**Instructions for the task**
Write out the material exactly, leaving every picture behind.

**Excerpted records**

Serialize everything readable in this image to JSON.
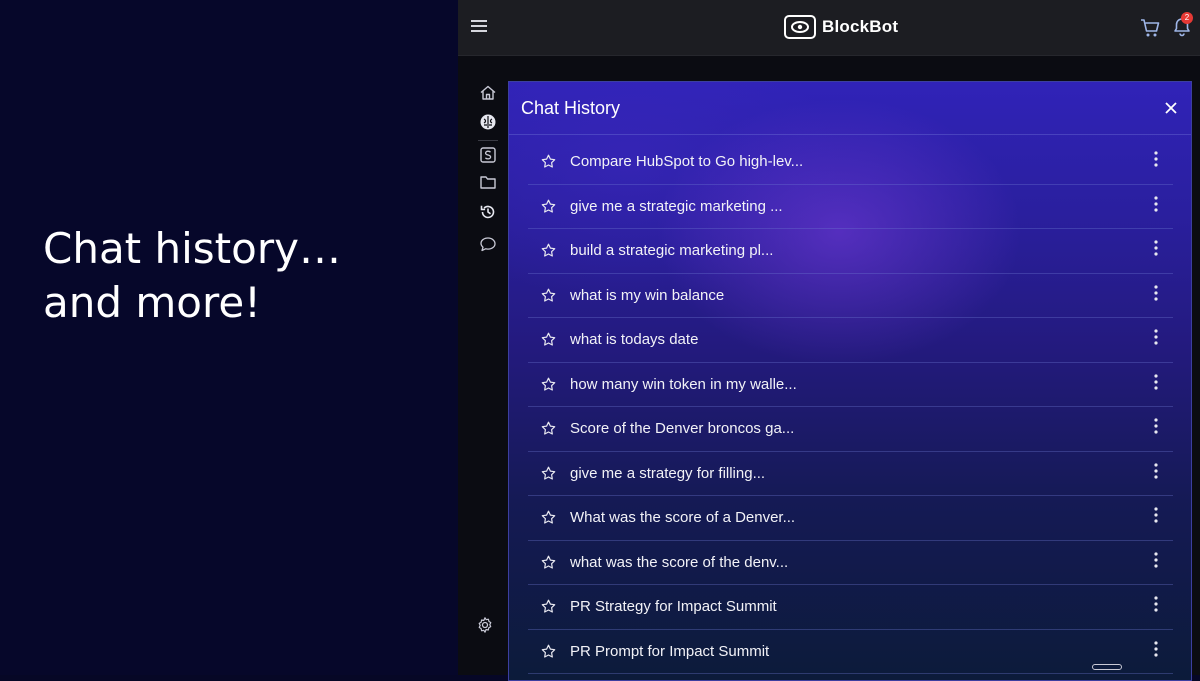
{
  "promo": {
    "line1": "Chat history…",
    "line2": "and more!"
  },
  "app": {
    "brand_name": "BlockBot",
    "notification_count": "2",
    "colors": {
      "promo_bg": "#06072a",
      "topbar_bg": "#1c1d22",
      "panel_top": "#3023b8",
      "panel_bottom": "#0c1b3a",
      "badge": "#e53935"
    }
  },
  "sidebar": {
    "icons": [
      "home-icon",
      "brain-icon",
      "s-square-icon",
      "folder-icon",
      "history-icon",
      "chat-bubble-icon",
      "settings-gear-icon"
    ]
  },
  "chat_history": {
    "title": "Chat History",
    "items": [
      {
        "label": "Compare HubSpot to Go high-lev..."
      },
      {
        "label": "give me a strategic marketing ..."
      },
      {
        "label": "build a strategic marketing pl..."
      },
      {
        "label": "what is my win balance"
      },
      {
        "label": "what is todays date"
      },
      {
        "label": "how many win token in my walle..."
      },
      {
        "label": "Score of the Denver broncos ga..."
      },
      {
        "label": "give me a strategy for filling..."
      },
      {
        "label": "What was the score of a Denver..."
      },
      {
        "label": "what was the score of the denv..."
      },
      {
        "label": "PR Strategy for Impact Summit"
      },
      {
        "label": "PR Prompt for Impact Summit"
      }
    ]
  }
}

**Exercise response**
Serialize everything readable in this image to JSON.
{
  "promo": {
    "line1": "Chat history…",
    "line2": "and more!"
  },
  "app": {
    "brand_name": "BlockBot",
    "notification_count": "2",
    "colors": {
      "promo_bg": "#06072a",
      "topbar_bg": "#1c1d22",
      "panel_top": "#3023b8",
      "panel_bottom": "#0c1b3a",
      "badge": "#e53935"
    }
  },
  "sidebar": {
    "icons": [
      "home-icon",
      "brain-icon",
      "s-square-icon",
      "folder-icon",
      "history-icon",
      "chat-bubble-icon",
      "settings-gear-icon"
    ]
  },
  "chat_history": {
    "title": "Chat History",
    "items": [
      {
        "label": "Compare HubSpot to Go high-lev..."
      },
      {
        "label": "give me a strategic marketing ..."
      },
      {
        "label": "build a strategic marketing pl..."
      },
      {
        "label": "what is my win balance"
      },
      {
        "label": "what is todays date"
      },
      {
        "label": "how many win token in my walle..."
      },
      {
        "label": "Score of the Denver broncos ga..."
      },
      {
        "label": "give me a strategy for filling..."
      },
      {
        "label": "What was the score of a Denver..."
      },
      {
        "label": "what was the score of the denv..."
      },
      {
        "label": "PR Strategy for Impact Summit"
      },
      {
        "label": "PR Prompt for Impact Summit"
      }
    ]
  }
}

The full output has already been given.